begin EXERCISE MATERIALS

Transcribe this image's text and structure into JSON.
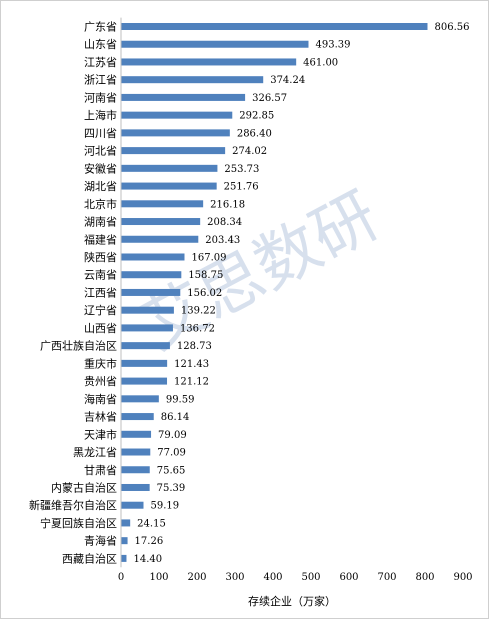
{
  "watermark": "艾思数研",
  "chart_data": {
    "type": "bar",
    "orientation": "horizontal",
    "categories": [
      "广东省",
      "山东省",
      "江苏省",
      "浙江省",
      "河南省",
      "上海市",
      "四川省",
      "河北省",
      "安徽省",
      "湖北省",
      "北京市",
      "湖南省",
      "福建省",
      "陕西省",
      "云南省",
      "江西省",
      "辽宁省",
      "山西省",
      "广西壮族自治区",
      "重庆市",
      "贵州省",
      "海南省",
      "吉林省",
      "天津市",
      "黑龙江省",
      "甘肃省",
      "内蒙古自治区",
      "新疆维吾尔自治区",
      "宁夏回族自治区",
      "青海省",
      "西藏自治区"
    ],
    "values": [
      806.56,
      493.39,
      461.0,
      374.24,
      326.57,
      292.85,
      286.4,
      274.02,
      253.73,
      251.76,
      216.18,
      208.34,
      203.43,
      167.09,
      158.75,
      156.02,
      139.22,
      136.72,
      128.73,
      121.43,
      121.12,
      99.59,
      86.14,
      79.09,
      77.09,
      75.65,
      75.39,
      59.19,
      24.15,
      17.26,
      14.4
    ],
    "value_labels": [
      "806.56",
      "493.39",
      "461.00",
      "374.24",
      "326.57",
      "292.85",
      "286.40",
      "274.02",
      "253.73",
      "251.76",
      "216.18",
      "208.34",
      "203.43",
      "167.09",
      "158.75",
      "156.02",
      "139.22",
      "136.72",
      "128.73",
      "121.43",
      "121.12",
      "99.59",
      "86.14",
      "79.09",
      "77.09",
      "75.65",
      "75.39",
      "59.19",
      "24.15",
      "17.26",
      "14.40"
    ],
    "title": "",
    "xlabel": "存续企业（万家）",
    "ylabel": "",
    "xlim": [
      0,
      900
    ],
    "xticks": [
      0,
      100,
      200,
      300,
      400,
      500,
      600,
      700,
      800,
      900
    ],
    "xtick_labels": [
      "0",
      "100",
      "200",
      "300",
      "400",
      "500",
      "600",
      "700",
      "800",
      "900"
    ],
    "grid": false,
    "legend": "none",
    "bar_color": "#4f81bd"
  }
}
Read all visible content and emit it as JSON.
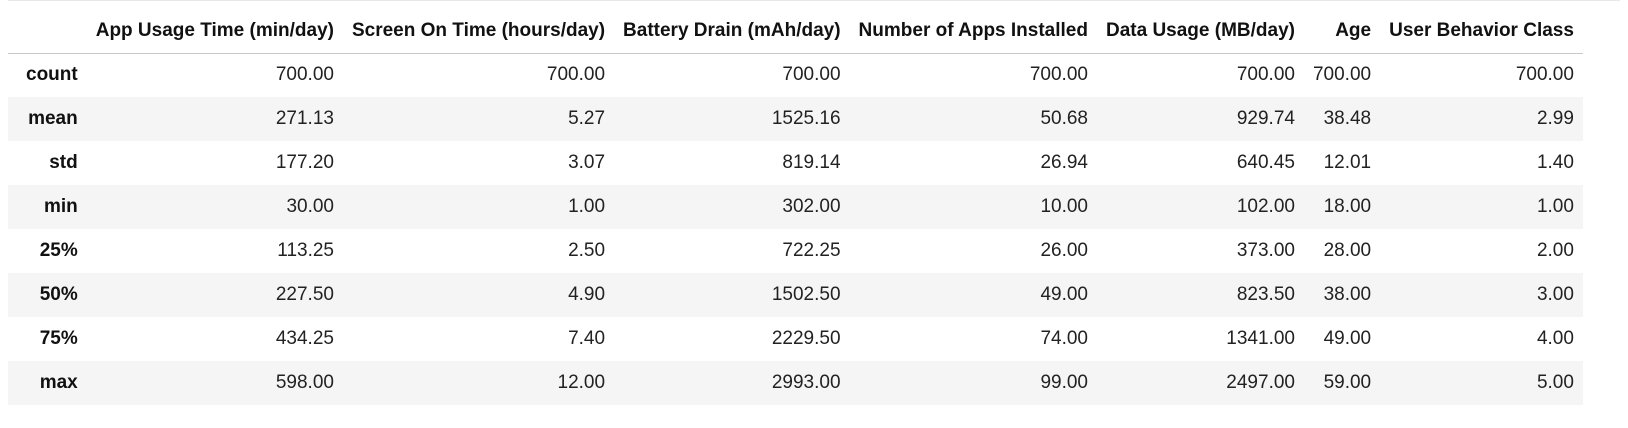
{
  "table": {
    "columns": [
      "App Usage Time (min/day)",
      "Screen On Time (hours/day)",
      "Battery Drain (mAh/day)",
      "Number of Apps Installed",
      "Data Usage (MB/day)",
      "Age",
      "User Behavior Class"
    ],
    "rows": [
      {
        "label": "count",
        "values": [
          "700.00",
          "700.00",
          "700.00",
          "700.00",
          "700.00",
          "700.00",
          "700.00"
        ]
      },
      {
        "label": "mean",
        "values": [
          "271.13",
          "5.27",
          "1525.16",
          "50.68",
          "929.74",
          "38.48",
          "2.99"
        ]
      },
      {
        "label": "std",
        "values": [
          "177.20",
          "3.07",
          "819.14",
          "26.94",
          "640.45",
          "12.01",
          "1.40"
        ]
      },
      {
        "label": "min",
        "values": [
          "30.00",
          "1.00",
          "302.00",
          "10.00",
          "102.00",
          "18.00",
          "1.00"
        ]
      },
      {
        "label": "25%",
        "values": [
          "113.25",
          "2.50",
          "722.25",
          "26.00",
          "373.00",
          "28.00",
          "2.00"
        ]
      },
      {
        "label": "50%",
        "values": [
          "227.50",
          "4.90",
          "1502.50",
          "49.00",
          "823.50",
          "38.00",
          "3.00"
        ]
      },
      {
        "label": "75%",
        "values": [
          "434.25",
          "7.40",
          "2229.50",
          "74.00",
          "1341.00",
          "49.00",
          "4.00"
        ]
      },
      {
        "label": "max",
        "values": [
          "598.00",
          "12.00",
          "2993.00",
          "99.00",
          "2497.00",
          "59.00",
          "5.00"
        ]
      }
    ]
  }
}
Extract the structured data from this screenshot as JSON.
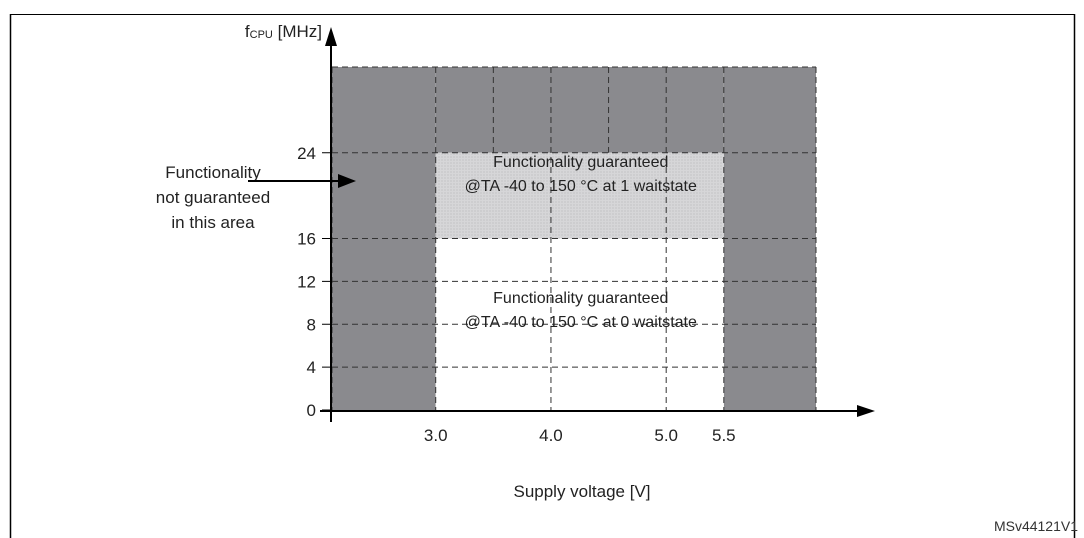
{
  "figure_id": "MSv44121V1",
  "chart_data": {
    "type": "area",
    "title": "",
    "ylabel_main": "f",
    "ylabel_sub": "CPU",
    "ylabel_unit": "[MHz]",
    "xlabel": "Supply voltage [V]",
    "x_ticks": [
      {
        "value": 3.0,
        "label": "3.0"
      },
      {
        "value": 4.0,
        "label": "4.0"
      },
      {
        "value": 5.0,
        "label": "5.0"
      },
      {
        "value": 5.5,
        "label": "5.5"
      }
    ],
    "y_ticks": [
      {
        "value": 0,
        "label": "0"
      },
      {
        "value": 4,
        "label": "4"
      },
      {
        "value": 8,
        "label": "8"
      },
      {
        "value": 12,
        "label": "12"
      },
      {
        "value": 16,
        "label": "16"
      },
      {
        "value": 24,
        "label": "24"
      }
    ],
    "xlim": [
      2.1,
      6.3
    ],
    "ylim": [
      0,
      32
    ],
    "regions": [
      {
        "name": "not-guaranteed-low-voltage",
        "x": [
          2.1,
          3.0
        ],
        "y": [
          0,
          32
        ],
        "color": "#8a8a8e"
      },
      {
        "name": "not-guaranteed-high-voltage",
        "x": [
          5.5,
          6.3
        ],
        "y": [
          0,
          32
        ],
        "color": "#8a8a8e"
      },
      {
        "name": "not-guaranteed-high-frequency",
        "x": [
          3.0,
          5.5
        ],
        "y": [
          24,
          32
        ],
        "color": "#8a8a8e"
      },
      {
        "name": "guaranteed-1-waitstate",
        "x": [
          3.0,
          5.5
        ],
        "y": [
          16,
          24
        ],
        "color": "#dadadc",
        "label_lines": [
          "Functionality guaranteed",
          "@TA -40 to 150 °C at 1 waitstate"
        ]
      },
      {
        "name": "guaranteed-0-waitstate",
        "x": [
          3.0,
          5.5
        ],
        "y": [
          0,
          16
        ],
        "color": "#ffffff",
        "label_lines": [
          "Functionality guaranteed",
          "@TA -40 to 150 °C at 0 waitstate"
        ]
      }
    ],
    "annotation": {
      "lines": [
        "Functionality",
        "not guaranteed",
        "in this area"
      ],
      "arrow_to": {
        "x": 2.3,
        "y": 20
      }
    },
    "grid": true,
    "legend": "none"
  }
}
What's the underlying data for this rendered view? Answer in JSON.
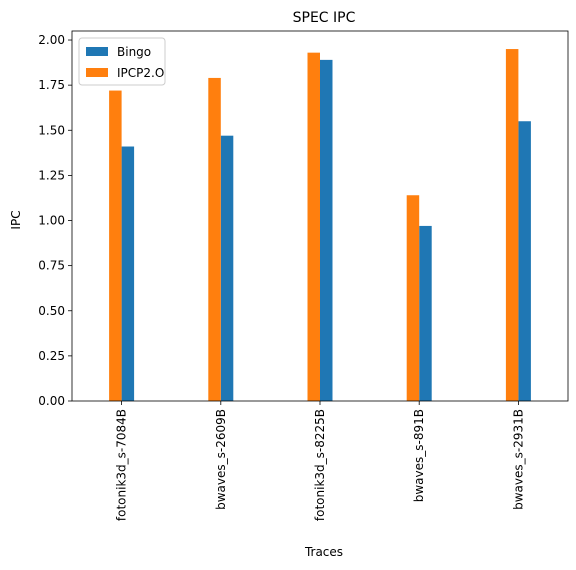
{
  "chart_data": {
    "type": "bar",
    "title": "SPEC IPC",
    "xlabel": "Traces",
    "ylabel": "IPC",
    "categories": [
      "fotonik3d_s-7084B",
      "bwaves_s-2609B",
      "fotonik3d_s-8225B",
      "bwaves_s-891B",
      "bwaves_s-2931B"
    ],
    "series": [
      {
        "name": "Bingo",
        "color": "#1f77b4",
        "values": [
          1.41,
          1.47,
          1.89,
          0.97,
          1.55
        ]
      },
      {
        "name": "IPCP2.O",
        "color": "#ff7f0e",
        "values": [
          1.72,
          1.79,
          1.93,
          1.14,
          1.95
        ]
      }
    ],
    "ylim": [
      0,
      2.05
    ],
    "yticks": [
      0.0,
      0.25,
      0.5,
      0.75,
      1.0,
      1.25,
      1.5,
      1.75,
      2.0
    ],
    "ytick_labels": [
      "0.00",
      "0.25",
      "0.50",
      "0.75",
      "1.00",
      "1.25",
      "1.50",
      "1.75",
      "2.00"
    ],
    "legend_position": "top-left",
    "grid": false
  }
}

end EXERCISE MATERIALS

▶ **WHAT IS BEING ASKED**
Reproduce the material above verbatim; omit every picture.

▶ **OUTPUT OF THE EXERCISE**
Transcribe this image's text and structure into JSON.
{
  "watermark": "艾思数研",
  "chart_data": {
    "type": "bar",
    "orientation": "horizontal",
    "categories": [
      "广东省",
      "山东省",
      "江苏省",
      "浙江省",
      "河南省",
      "上海市",
      "四川省",
      "河北省",
      "安徽省",
      "湖北省",
      "北京市",
      "湖南省",
      "福建省",
      "陕西省",
      "云南省",
      "江西省",
      "辽宁省",
      "山西省",
      "广西壮族自治区",
      "重庆市",
      "贵州省",
      "海南省",
      "吉林省",
      "天津市",
      "黑龙江省",
      "甘肃省",
      "内蒙古自治区",
      "新疆维吾尔自治区",
      "宁夏回族自治区",
      "青海省",
      "西藏自治区"
    ],
    "values": [
      806.56,
      493.39,
      461.0,
      374.24,
      326.57,
      292.85,
      286.4,
      274.02,
      253.73,
      251.76,
      216.18,
      208.34,
      203.43,
      167.09,
      158.75,
      156.02,
      139.22,
      136.72,
      128.73,
      121.43,
      121.12,
      99.59,
      86.14,
      79.09,
      77.09,
      75.65,
      75.39,
      59.19,
      24.15,
      17.26,
      14.4
    ],
    "value_labels": [
      "806.56",
      "493.39",
      "461.00",
      "374.24",
      "326.57",
      "292.85",
      "286.40",
      "274.02",
      "253.73",
      "251.76",
      "216.18",
      "208.34",
      "203.43",
      "167.09",
      "158.75",
      "156.02",
      "139.22",
      "136.72",
      "128.73",
      "121.43",
      "121.12",
      "99.59",
      "86.14",
      "79.09",
      "77.09",
      "75.65",
      "75.39",
      "59.19",
      "24.15",
      "17.26",
      "14.40"
    ],
    "title": "",
    "xlabel": "存续企业（万家）",
    "ylabel": "",
    "xlim": [
      0,
      900
    ],
    "xticks": [
      0,
      100,
      200,
      300,
      400,
      500,
      600,
      700,
      800,
      900
    ],
    "xtick_labels": [
      "0",
      "100",
      "200",
      "300",
      "400",
      "500",
      "600",
      "700",
      "800",
      "900"
    ],
    "grid": false,
    "legend": "none",
    "bar_color": "#4f81bd"
  }
}
Read all visible content and emit it as JSON.
{
  "table": {
    "columns": [
      "App Usage Time (min/day)",
      "Screen On Time (hours/day)",
      "Battery Drain (mAh/day)",
      "Number of Apps Installed",
      "Data Usage (MB/day)",
      "Age",
      "User Behavior Class"
    ],
    "rows": [
      {
        "label": "count",
        "values": [
          "700.00",
          "700.00",
          "700.00",
          "700.00",
          "700.00",
          "700.00",
          "700.00"
        ]
      },
      {
        "label": "mean",
        "values": [
          "271.13",
          "5.27",
          "1525.16",
          "50.68",
          "929.74",
          "38.48",
          "2.99"
        ]
      },
      {
        "label": "std",
        "values": [
          "177.20",
          "3.07",
          "819.14",
          "26.94",
          "640.45",
          "12.01",
          "1.40"
        ]
      },
      {
        "label": "min",
        "values": [
          "30.00",
          "1.00",
          "302.00",
          "10.00",
          "102.00",
          "18.00",
          "1.00"
        ]
      },
      {
        "label": "25%",
        "values": [
          "113.25",
          "2.50",
          "722.25",
          "26.00",
          "373.00",
          "28.00",
          "2.00"
        ]
      },
      {
        "label": "50%",
        "values": [
          "227.50",
          "4.90",
          "1502.50",
          "49.00",
          "823.50",
          "38.00",
          "3.00"
        ]
      },
      {
        "label": "75%",
        "values": [
          "434.25",
          "7.40",
          "2229.50",
          "74.00",
          "1341.00",
          "49.00",
          "4.00"
        ]
      },
      {
        "label": "max",
        "values": [
          "598.00",
          "12.00",
          "2993.00",
          "99.00",
          "2497.00",
          "59.00",
          "5.00"
        ]
      }
    ]
  }
}
Extract the structured data from this screenshot as JSON.
{
  "figure_id": "MSv44121V1",
  "chart_data": {
    "type": "area",
    "title": "",
    "ylabel_main": "f",
    "ylabel_sub": "CPU",
    "ylabel_unit": "[MHz]",
    "xlabel": "Supply voltage [V]",
    "x_ticks": [
      {
        "value": 3.0,
        "label": "3.0"
      },
      {
        "value": 4.0,
        "label": "4.0"
      },
      {
        "value": 5.0,
        "label": "5.0"
      },
      {
        "value": 5.5,
        "label": "5.5"
      }
    ],
    "y_ticks": [
      {
        "value": 0,
        "label": "0"
      },
      {
        "value": 4,
        "label": "4"
      },
      {
        "value": 8,
        "label": "8"
      },
      {
        "value": 12,
        "label": "12"
      },
      {
        "value": 16,
        "label": "16"
      },
      {
        "value": 24,
        "label": "24"
      }
    ],
    "xlim": [
      2.1,
      6.3
    ],
    "ylim": [
      0,
      32
    ],
    "regions": [
      {
        "name": "not-guaranteed-low-voltage",
        "x": [
          2.1,
          3.0
        ],
        "y": [
          0,
          32
        ],
        "color": "#8a8a8e"
      },
      {
        "name": "not-guaranteed-high-voltage",
        "x": [
          5.5,
          6.3
        ],
        "y": [
          0,
          32
        ],
        "color": "#8a8a8e"
      },
      {
        "name": "not-guaranteed-high-frequency",
        "x": [
          3.0,
          5.5
        ],
        "y": [
          24,
          32
        ],
        "color": "#8a8a8e"
      },
      {
        "name": "guaranteed-1-waitstate",
        "x": [
          3.0,
          5.5
        ],
        "y": [
          16,
          24
        ],
        "color": "#dadadc",
        "label_lines": [
          "Functionality guaranteed",
          "@TA -40 to 150 °C at 1 waitstate"
        ]
      },
      {
        "name": "guaranteed-0-waitstate",
        "x": [
          3.0,
          5.5
        ],
        "y": [
          0,
          16
        ],
        "color": "#ffffff",
        "label_lines": [
          "Functionality guaranteed",
          "@TA -40 to 150 °C at 0 waitstate"
        ]
      }
    ],
    "annotation": {
      "lines": [
        "Functionality",
        "not guaranteed",
        "in this area"
      ],
      "arrow_to": {
        "x": 2.3,
        "y": 20
      }
    },
    "grid": true,
    "legend": "none"
  }
}
What's the underlying data for this rendered view? Answer in JSON.
{
  "chart_data": {
    "type": "bar",
    "title": "SPEC IPC",
    "xlabel": "Traces",
    "ylabel": "IPC",
    "categories": [
      "fotonik3d_s-7084B",
      "bwaves_s-2609B",
      "fotonik3d_s-8225B",
      "bwaves_s-891B",
      "bwaves_s-2931B"
    ],
    "series": [
      {
        "name": "Bingo",
        "color": "#1f77b4",
        "values": [
          1.41,
          1.47,
          1.89,
          0.97,
          1.55
        ]
      },
      {
        "name": "IPCP2.O",
        "color": "#ff7f0e",
        "values": [
          1.72,
          1.79,
          1.93,
          1.14,
          1.95
        ]
      }
    ],
    "ylim": [
      0,
      2.05
    ],
    "yticks": [
      0.0,
      0.25,
      0.5,
      0.75,
      1.0,
      1.25,
      1.5,
      1.75,
      2.0
    ],
    "ytick_labels": [
      "0.00",
      "0.25",
      "0.50",
      "0.75",
      "1.00",
      "1.25",
      "1.50",
      "1.75",
      "2.00"
    ],
    "legend_position": "top-left",
    "grid": false
  }
}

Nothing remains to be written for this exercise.